[Extracts from a graphics dataset]
┌────────

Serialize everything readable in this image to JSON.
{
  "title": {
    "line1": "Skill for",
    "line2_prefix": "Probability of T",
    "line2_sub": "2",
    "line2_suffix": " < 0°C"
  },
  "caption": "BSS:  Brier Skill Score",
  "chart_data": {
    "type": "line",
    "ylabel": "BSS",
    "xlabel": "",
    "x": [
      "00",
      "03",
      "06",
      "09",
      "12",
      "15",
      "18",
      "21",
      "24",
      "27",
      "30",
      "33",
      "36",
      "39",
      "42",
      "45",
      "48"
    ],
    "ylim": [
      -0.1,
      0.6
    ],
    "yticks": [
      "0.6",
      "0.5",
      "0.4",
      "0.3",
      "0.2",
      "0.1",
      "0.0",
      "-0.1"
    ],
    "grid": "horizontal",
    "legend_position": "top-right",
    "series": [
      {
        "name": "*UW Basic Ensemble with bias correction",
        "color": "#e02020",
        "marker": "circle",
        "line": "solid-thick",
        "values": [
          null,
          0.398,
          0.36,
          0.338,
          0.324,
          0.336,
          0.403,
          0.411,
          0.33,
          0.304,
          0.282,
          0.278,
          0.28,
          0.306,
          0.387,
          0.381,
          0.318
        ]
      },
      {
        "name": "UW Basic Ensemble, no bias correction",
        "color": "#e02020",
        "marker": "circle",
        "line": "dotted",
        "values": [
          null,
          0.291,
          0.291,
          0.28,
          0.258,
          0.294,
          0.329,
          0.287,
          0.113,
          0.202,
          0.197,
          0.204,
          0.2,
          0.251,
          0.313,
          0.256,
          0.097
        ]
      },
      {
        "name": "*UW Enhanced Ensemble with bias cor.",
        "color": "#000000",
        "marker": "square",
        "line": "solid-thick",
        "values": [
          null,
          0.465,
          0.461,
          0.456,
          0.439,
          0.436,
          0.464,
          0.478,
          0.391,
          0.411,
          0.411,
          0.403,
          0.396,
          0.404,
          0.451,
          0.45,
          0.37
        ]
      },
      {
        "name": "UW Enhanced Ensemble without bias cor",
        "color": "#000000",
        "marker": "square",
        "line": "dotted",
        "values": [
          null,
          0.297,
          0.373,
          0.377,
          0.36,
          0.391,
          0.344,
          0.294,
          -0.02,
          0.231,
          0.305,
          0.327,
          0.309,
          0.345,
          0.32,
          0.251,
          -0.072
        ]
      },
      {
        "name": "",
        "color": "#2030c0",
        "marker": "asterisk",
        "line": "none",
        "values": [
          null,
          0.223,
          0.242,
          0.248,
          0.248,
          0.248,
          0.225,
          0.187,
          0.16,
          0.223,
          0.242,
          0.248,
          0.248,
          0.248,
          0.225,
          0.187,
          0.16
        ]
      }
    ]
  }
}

└────────

THE TASK
Write out the records shown above, exactly as they appear.

OUTPUT BELOW
Serialize everything readable in this image to JSON.
{
  "title": {
    "line1": "Skill for",
    "line2_prefix": "Probability of T",
    "line2_sub": "2",
    "line2_suffix": " < 0°C"
  },
  "caption": "BSS:  Brier Skill Score",
  "chart_data": {
    "type": "line",
    "ylabel": "BSS",
    "xlabel": "",
    "x": [
      "00",
      "03",
      "06",
      "09",
      "12",
      "15",
      "18",
      "21",
      "24",
      "27",
      "30",
      "33",
      "36",
      "39",
      "42",
      "45",
      "48"
    ],
    "ylim": [
      -0.1,
      0.6
    ],
    "yticks": [
      "0.6",
      "0.5",
      "0.4",
      "0.3",
      "0.2",
      "0.1",
      "0.0",
      "-0.1"
    ],
    "grid": "horizontal",
    "legend_position": "top-right",
    "series": [
      {
        "name": "*UW Basic Ensemble with bias correction",
        "color": "#e02020",
        "marker": "circle",
        "line": "solid-thick",
        "values": [
          null,
          0.398,
          0.36,
          0.338,
          0.324,
          0.336,
          0.403,
          0.411,
          0.33,
          0.304,
          0.282,
          0.278,
          0.28,
          0.306,
          0.387,
          0.381,
          0.318
        ]
      },
      {
        "name": "UW Basic Ensemble, no bias correction",
        "color": "#e02020",
        "marker": "circle",
        "line": "dotted",
        "values": [
          null,
          0.291,
          0.291,
          0.28,
          0.258,
          0.294,
          0.329,
          0.287,
          0.113,
          0.202,
          0.197,
          0.204,
          0.2,
          0.251,
          0.313,
          0.256,
          0.097
        ]
      },
      {
        "name": "*UW Enhanced Ensemble with bias cor.",
        "color": "#000000",
        "marker": "square",
        "line": "solid-thick",
        "values": [
          null,
          0.465,
          0.461,
          0.456,
          0.439,
          0.436,
          0.464,
          0.478,
          0.391,
          0.411,
          0.411,
          0.403,
          0.396,
          0.404,
          0.451,
          0.45,
          0.37
        ]
      },
      {
        "name": "UW Enhanced Ensemble without bias cor",
        "color": "#000000",
        "marker": "square",
        "line": "dotted",
        "values": [
          null,
          0.297,
          0.373,
          0.377,
          0.36,
          0.391,
          0.344,
          0.294,
          -0.02,
          0.231,
          0.305,
          0.327,
          0.309,
          0.345,
          0.32,
          0.251,
          -0.072
        ]
      },
      {
        "name": "",
        "color": "#2030c0",
        "marker": "asterisk",
        "line": "none",
        "values": [
          null,
          0.223,
          0.242,
          0.248,
          0.248,
          0.248,
          0.225,
          0.187,
          0.16,
          0.223,
          0.242,
          0.248,
          0.248,
          0.248,
          0.225,
          0.187,
          0.16
        ]
      }
    ]
  }
}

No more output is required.